*DO THIS*. Your task is to copy every line of this material exactly.

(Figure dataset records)
========

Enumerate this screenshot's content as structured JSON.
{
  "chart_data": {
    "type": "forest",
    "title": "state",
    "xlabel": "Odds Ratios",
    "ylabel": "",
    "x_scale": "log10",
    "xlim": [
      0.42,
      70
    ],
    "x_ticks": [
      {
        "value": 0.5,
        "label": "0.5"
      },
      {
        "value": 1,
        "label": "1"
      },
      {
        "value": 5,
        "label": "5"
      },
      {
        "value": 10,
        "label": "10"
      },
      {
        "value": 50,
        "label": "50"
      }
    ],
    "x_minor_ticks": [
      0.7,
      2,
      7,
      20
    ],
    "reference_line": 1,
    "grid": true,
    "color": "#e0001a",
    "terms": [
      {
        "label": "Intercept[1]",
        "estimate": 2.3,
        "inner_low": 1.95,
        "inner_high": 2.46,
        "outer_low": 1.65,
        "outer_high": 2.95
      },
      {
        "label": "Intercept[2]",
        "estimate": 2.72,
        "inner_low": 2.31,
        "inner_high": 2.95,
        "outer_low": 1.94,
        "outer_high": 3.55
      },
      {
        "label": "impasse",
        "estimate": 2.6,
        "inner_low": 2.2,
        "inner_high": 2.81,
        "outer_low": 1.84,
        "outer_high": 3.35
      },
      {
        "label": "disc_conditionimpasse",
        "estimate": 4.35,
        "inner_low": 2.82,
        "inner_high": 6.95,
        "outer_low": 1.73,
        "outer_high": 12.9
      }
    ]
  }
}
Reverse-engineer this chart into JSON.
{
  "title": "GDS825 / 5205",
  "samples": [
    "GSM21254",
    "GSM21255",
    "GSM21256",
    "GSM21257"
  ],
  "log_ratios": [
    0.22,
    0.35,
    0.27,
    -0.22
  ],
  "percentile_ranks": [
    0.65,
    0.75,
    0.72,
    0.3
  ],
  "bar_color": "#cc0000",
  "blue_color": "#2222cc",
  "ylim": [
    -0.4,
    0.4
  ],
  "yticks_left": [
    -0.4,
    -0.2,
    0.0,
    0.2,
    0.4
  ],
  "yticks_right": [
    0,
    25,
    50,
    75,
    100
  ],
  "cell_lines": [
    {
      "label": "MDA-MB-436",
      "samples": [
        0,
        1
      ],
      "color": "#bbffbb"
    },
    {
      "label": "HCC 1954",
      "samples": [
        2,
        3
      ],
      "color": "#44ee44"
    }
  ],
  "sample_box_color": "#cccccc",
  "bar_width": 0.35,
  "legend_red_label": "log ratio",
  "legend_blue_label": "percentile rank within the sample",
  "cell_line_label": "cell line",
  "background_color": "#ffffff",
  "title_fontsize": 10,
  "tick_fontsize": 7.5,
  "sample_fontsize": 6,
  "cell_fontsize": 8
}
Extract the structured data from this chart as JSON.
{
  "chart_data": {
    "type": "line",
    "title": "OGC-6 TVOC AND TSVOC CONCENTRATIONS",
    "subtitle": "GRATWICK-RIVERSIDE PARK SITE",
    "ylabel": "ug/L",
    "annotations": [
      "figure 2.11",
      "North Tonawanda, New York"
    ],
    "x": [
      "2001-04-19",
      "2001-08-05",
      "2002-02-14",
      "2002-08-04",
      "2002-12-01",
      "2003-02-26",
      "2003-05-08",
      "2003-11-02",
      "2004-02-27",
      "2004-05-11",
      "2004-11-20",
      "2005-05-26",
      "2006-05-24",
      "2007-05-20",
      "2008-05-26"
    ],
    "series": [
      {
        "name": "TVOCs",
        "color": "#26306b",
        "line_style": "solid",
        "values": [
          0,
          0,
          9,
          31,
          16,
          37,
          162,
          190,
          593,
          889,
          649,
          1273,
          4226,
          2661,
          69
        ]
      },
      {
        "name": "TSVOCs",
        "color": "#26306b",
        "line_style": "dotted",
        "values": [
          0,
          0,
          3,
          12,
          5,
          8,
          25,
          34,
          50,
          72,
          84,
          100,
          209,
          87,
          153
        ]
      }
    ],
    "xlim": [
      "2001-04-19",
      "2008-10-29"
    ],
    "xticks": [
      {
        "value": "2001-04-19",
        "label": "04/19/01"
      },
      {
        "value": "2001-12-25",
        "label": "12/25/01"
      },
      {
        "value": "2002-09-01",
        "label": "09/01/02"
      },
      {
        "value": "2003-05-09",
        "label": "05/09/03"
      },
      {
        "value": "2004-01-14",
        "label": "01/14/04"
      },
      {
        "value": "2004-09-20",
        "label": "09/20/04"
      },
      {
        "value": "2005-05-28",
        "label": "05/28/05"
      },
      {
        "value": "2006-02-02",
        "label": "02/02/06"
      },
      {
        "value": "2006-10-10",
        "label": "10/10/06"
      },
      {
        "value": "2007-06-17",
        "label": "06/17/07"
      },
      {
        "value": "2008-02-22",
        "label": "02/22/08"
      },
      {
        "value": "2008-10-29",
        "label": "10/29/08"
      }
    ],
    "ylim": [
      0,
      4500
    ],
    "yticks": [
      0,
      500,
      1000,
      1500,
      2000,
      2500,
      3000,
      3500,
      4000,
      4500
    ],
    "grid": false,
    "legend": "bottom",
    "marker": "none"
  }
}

========

*WORKED ANSWER*.
Enumerate this screenshot's content as structured JSON.
{
  "chart_data": {
    "type": "forest",
    "title": "state",
    "xlabel": "Odds Ratios",
    "ylabel": "",
    "x_scale": "log10",
    "xlim": [
      0.42,
      70
    ],
    "x_ticks": [
      {
        "value": 0.5,
        "label": "0.5"
      },
      {
        "value": 1,
        "label": "1"
      },
      {
        "value": 5,
        "label": "5"
      },
      {
        "value": 10,
        "label": "10"
      },
      {
        "value": 50,
        "label": "50"
      }
    ],
    "x_minor_ticks": [
      0.7,
      2,
      7,
      20
    ],
    "reference_line": 1,
    "grid": true,
    "color": "#e0001a",
    "terms": [
      {
        "label": "Intercept[1]",
        "estimate": 2.3,
        "inner_low": 1.95,
        "inner_high": 2.46,
        "outer_low": 1.65,
        "outer_high": 2.95
      },
      {
        "label": "Intercept[2]",
        "estimate": 2.72,
        "inner_low": 2.31,
        "inner_high": 2.95,
        "outer_low": 1.94,
        "outer_high": 3.55
      },
      {
        "label": "impasse",
        "estimate": 2.6,
        "inner_low": 2.2,
        "inner_high": 2.81,
        "outer_low": 1.84,
        "outer_high": 3.35
      },
      {
        "label": "disc_conditionimpasse",
        "estimate": 4.35,
        "inner_low": 2.82,
        "inner_high": 6.95,
        "outer_low": 1.73,
        "outer_high": 12.9
      }
    ]
  }
}
Reverse-engineer this chart into JSON.
{
  "title": "GDS825 / 5205",
  "samples": [
    "GSM21254",
    "GSM21255",
    "GSM21256",
    "GSM21257"
  ],
  "log_ratios": [
    0.22,
    0.35,
    0.27,
    -0.22
  ],
  "percentile_ranks": [
    0.65,
    0.75,
    0.72,
    0.3
  ],
  "bar_color": "#cc0000",
  "blue_color": "#2222cc",
  "ylim": [
    -0.4,
    0.4
  ],
  "yticks_left": [
    -0.4,
    -0.2,
    0.0,
    0.2,
    0.4
  ],
  "yticks_right": [
    0,
    25,
    50,
    75,
    100
  ],
  "cell_lines": [
    {
      "label": "MDA-MB-436",
      "samples": [
        0,
        1
      ],
      "color": "#bbffbb"
    },
    {
      "label": "HCC 1954",
      "samples": [
        2,
        3
      ],
      "color": "#44ee44"
    }
  ],
  "sample_box_color": "#cccccc",
  "bar_width": 0.35,
  "legend_red_label": "log ratio",
  "legend_blue_label": "percentile rank within the sample",
  "cell_line_label": "cell line",
  "background_color": "#ffffff",
  "title_fontsize": 10,
  "tick_fontsize": 7.5,
  "sample_fontsize": 6,
  "cell_fontsize": 8
}
Extract the structured data from this chart as JSON.
{
  "chart_data": {
    "type": "line",
    "title": "OGC-6 TVOC AND TSVOC CONCENTRATIONS",
    "subtitle": "GRATWICK-RIVERSIDE PARK SITE",
    "ylabel": "ug/L",
    "annotations": [
      "figure 2.11",
      "North Tonawanda, New York"
    ],
    "x": [
      "2001-04-19",
      "2001-08-05",
      "2002-02-14",
      "2002-08-04",
      "2002-12-01",
      "2003-02-26",
      "2003-05-08",
      "2003-11-02",
      "2004-02-27",
      "2004-05-11",
      "2004-11-20",
      "2005-05-26",
      "2006-05-24",
      "2007-05-20",
      "2008-05-26"
    ],
    "series": [
      {
        "name": "TVOCs",
        "color": "#26306b",
        "line_style": "solid",
        "values": [
          0,
          0,
          9,
          31,
          16,
          37,
          162,
          190,
          593,
          889,
          649,
          1273,
          4226,
          2661,
          69
        ]
      },
      {
        "name": "TSVOCs",
        "color": "#26306b",
        "line_style": "dotted",
        "values": [
          0,
          0,
          3,
          12,
          5,
          8,
          25,
          34,
          50,
          72,
          84,
          100,
          209,
          87,
          153
        ]
      }
    ],
    "xlim": [
      "2001-04-19",
      "2008-10-29"
    ],
    "xticks": [
      {
        "value": "2001-04-19",
        "label": "04/19/01"
      },
      {
        "value": "2001-12-25",
        "label": "12/25/01"
      },
      {
        "value": "2002-09-01",
        "label": "09/01/02"
      },
      {
        "value": "2003-05-09",
        "label": "05/09/03"
      },
      {
        "value": "2004-01-14",
        "label": "01/14/04"
      },
      {
        "value": "2004-09-20",
        "label": "09/20/04"
      },
      {
        "value": "2005-05-28",
        "label": "05/28/05"
      },
      {
        "value": "2006-02-02",
        "label": "02/02/06"
      },
      {
        "value": "2006-10-10",
        "label": "10/10/06"
      },
      {
        "value": "2007-06-17",
        "label": "06/17/07"
      },
      {
        "value": "2008-02-22",
        "label": "02/22/08"
      },
      {
        "value": "2008-10-29",
        "label": "10/29/08"
      }
    ],
    "ylim": [
      0,
      4500
    ],
    "yticks": [
      0,
      500,
      1000,
      1500,
      2000,
      2500,
      3000,
      3500,
      4000,
      4500
    ],
    "grid": false,
    "legend": "bottom",
    "marker": "none"
  }
}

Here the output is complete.